**Problem requirements**
Read the records below and copy each line that contains "this".

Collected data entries
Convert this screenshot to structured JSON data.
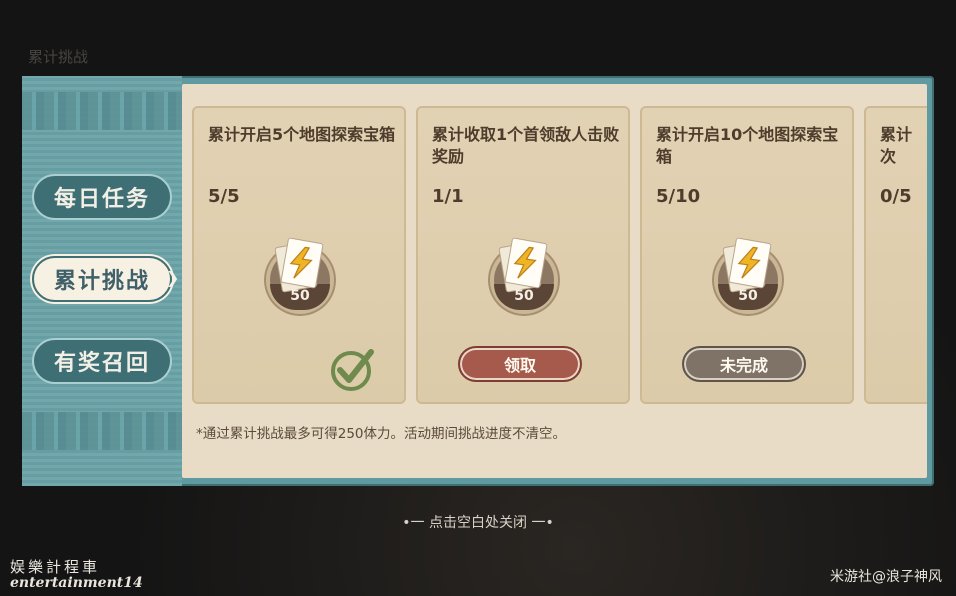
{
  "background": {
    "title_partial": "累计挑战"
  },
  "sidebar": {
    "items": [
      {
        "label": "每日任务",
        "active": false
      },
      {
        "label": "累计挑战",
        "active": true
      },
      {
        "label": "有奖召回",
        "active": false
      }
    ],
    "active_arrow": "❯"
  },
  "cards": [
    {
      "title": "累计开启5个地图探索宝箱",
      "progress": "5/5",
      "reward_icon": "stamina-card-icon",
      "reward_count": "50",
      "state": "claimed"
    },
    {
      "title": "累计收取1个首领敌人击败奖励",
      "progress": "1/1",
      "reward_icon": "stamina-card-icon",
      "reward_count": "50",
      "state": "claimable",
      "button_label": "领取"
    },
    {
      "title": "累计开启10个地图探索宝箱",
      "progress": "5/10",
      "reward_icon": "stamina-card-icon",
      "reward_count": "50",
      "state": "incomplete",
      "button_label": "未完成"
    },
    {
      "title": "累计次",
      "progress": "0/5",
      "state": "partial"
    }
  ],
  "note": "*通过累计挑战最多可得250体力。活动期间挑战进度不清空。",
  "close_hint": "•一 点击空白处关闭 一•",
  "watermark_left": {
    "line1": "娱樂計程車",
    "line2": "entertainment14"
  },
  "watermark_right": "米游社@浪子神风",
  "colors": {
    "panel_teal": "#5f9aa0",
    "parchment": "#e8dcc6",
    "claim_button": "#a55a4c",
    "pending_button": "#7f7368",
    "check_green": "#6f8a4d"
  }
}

==

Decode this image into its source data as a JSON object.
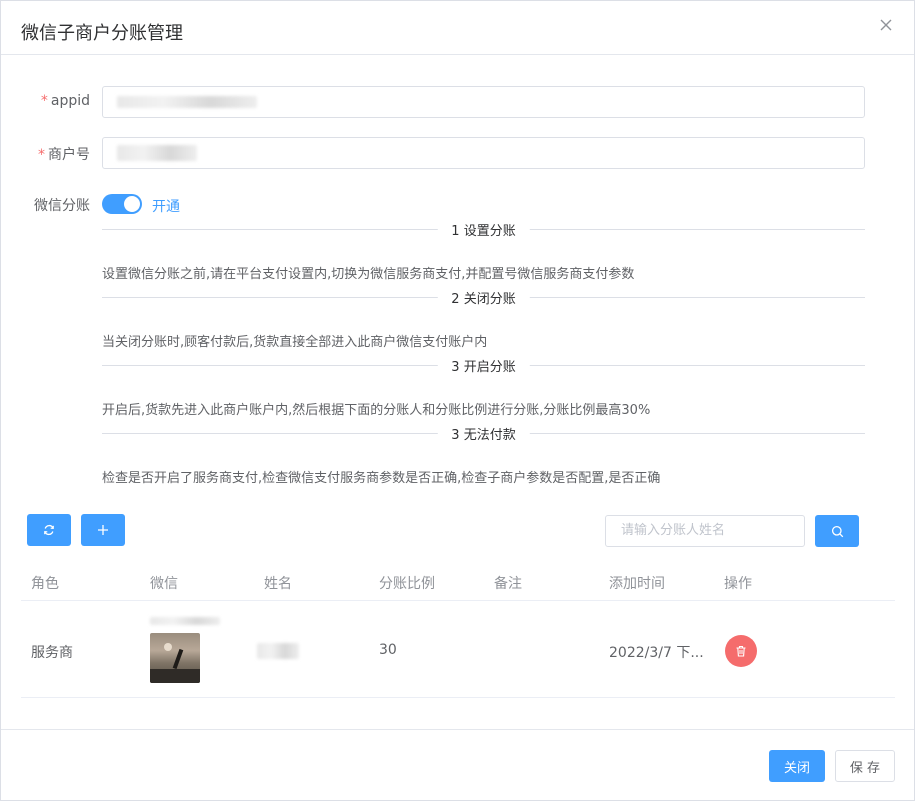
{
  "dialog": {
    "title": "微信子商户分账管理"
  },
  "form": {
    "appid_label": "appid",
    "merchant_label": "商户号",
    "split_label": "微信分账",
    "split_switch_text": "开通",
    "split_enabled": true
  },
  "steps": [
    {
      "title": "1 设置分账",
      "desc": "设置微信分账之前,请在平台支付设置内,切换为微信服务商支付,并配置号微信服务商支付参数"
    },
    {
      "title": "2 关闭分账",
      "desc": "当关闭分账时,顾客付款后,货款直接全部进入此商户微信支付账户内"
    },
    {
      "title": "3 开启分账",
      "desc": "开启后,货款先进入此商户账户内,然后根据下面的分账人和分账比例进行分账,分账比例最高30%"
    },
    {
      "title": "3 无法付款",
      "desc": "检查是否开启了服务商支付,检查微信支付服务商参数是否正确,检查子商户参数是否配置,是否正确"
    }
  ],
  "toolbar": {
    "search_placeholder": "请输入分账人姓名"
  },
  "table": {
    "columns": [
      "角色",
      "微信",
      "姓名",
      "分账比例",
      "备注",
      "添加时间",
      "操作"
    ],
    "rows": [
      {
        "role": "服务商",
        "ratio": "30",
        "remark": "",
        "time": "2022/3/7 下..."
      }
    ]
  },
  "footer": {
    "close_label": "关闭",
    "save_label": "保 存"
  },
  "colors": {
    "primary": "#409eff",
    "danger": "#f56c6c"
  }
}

**Finished task**
Convert this screenshot to structured JSON data.
Decode this image into its source data as a JSON object.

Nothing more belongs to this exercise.